● PROBLEM STATEMENT
In the listing below, find every line containing "Selin" and copy it out.

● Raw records
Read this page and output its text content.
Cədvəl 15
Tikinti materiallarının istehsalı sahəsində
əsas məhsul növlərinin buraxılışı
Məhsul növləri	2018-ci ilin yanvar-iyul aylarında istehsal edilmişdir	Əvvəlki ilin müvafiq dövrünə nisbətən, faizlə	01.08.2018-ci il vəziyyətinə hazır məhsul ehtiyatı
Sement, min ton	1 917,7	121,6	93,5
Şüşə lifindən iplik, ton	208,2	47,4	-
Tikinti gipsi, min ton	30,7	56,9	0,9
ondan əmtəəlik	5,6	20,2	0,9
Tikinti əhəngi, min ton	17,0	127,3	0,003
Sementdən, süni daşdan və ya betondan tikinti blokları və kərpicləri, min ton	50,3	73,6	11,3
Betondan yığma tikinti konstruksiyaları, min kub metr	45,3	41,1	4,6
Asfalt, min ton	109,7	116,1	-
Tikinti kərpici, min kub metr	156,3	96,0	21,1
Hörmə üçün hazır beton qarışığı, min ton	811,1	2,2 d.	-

==

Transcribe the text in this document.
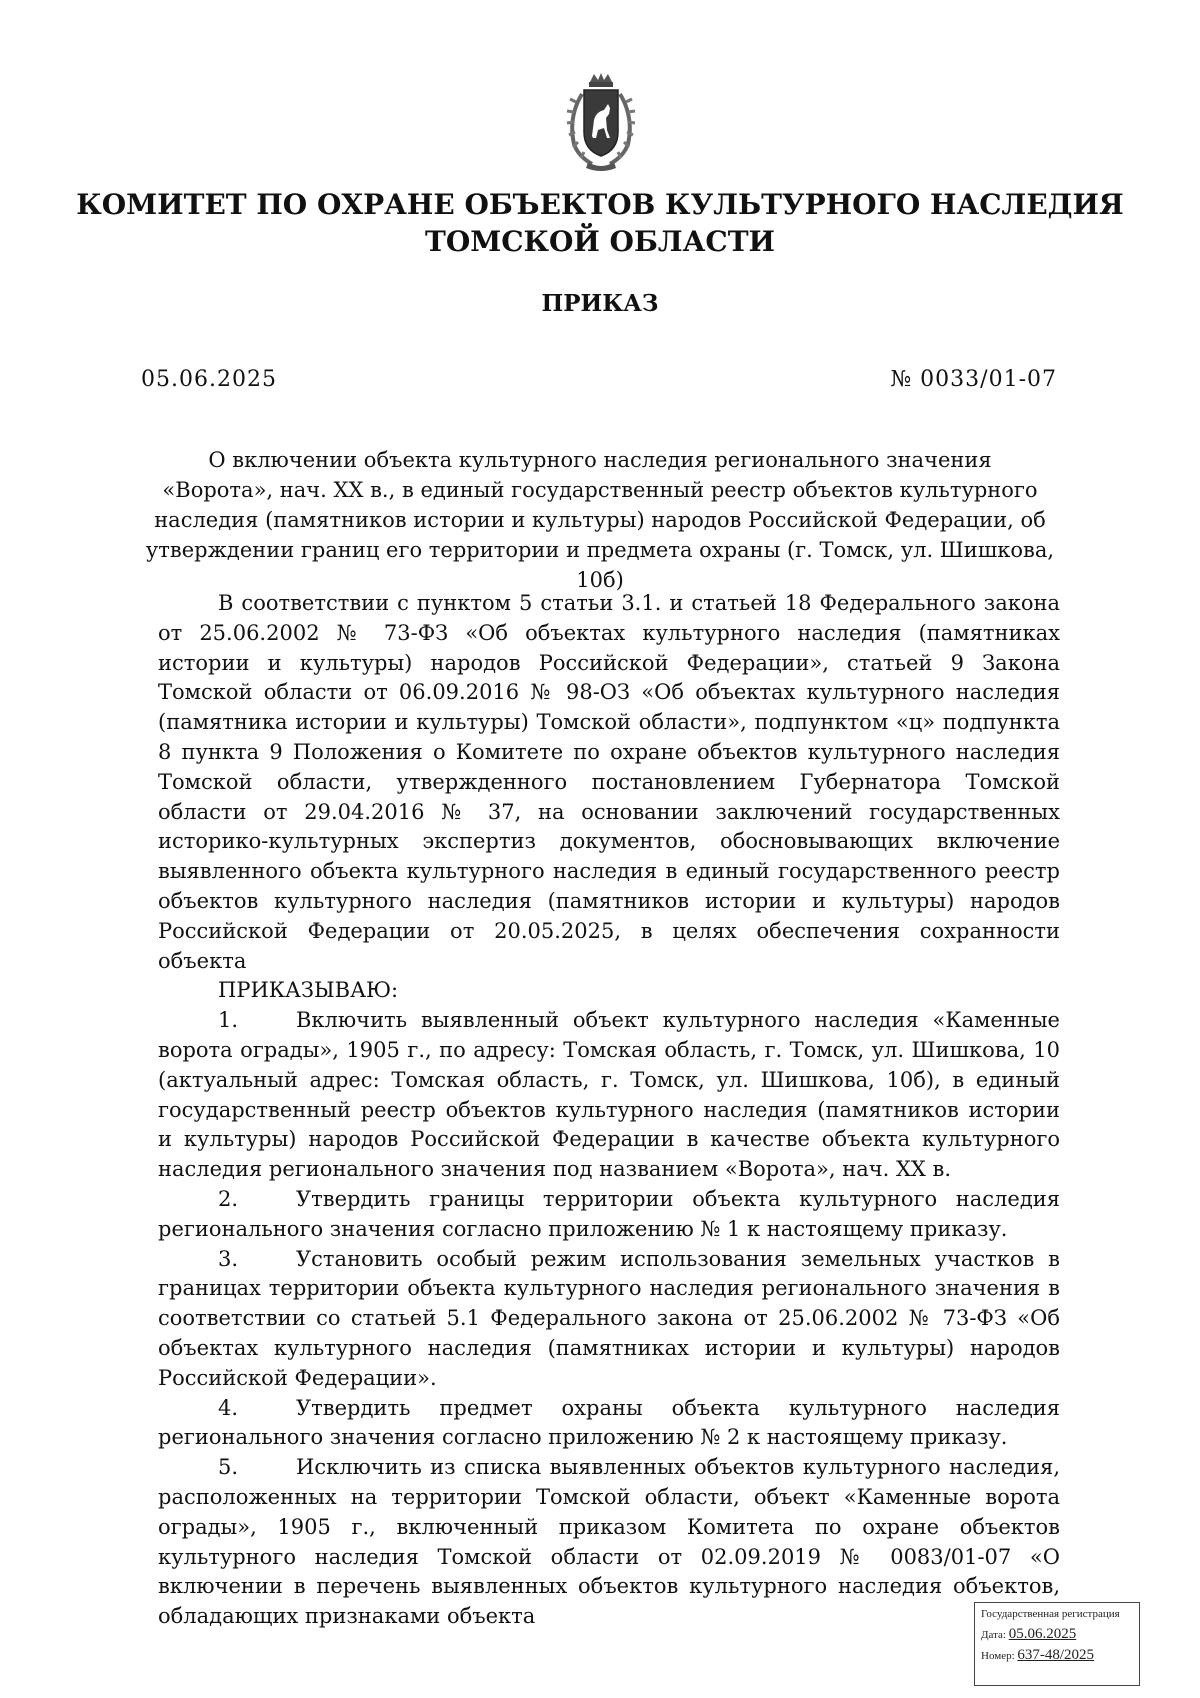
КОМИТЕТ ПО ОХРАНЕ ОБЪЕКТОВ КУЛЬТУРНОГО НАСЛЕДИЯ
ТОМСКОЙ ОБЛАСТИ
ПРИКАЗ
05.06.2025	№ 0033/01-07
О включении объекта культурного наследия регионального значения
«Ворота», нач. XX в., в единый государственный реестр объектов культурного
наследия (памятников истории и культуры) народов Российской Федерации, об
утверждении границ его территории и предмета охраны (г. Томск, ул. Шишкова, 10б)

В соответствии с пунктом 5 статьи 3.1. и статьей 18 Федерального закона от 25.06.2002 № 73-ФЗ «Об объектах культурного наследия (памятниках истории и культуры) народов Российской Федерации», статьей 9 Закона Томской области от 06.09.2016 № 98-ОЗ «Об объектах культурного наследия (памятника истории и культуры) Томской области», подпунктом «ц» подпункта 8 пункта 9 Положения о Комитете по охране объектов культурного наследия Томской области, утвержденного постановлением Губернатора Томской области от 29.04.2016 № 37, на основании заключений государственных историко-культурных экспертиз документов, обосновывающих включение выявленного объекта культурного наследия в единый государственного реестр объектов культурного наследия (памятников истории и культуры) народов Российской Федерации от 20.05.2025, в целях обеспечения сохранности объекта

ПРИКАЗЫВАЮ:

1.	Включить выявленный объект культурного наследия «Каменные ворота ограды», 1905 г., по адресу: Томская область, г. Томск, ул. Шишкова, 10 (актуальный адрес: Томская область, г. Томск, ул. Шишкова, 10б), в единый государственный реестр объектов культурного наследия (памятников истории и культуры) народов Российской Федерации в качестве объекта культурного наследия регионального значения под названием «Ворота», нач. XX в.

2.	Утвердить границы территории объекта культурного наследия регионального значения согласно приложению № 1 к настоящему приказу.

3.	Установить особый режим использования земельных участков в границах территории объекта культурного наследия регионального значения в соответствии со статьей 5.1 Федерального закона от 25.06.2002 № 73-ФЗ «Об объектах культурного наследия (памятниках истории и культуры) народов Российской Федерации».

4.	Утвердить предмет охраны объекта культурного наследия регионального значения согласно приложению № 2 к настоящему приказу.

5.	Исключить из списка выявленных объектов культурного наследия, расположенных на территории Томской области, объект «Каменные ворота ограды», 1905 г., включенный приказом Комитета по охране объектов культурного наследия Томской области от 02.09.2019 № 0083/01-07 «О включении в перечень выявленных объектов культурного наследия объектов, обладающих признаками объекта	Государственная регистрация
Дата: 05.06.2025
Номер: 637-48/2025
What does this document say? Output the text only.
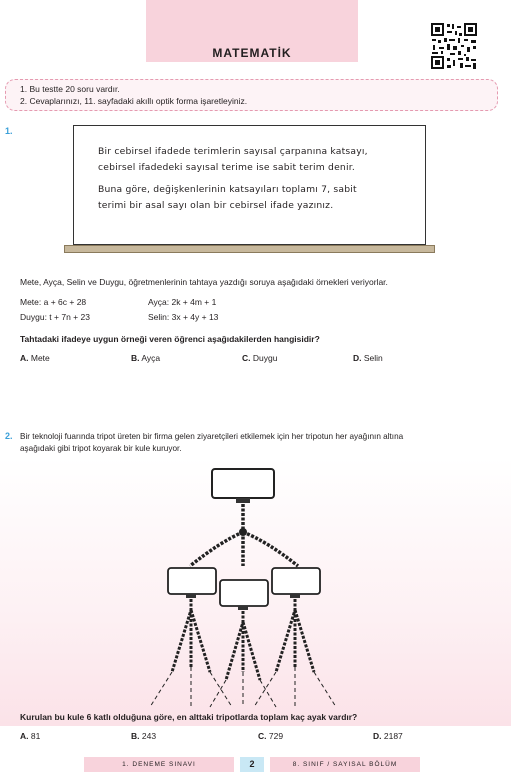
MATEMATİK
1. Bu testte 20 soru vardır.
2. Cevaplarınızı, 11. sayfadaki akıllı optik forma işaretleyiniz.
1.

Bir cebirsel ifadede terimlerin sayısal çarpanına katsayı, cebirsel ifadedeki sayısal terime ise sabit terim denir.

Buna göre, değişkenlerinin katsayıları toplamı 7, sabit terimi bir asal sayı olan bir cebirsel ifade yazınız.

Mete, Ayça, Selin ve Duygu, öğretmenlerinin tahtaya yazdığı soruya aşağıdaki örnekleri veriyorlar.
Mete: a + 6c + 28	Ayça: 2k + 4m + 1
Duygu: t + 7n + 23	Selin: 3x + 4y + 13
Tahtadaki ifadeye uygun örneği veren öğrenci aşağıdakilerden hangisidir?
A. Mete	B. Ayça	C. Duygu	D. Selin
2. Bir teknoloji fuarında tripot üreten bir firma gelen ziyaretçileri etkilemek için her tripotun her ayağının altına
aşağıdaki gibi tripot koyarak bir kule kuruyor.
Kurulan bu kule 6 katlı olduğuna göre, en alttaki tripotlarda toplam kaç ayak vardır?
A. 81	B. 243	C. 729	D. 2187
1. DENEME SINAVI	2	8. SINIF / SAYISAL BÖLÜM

● FINISHED TASK
Mete, Ayça, Selin ve Duygu, öğretmenlerinin tahtaya yazdığı soruya aşağıdaki örnekleri veriyorlar.
Duygu: t + 7n + 23	Selin: 3x + 4y + 13
A. Mete	B. Ayça	C. Duygu	D. Selin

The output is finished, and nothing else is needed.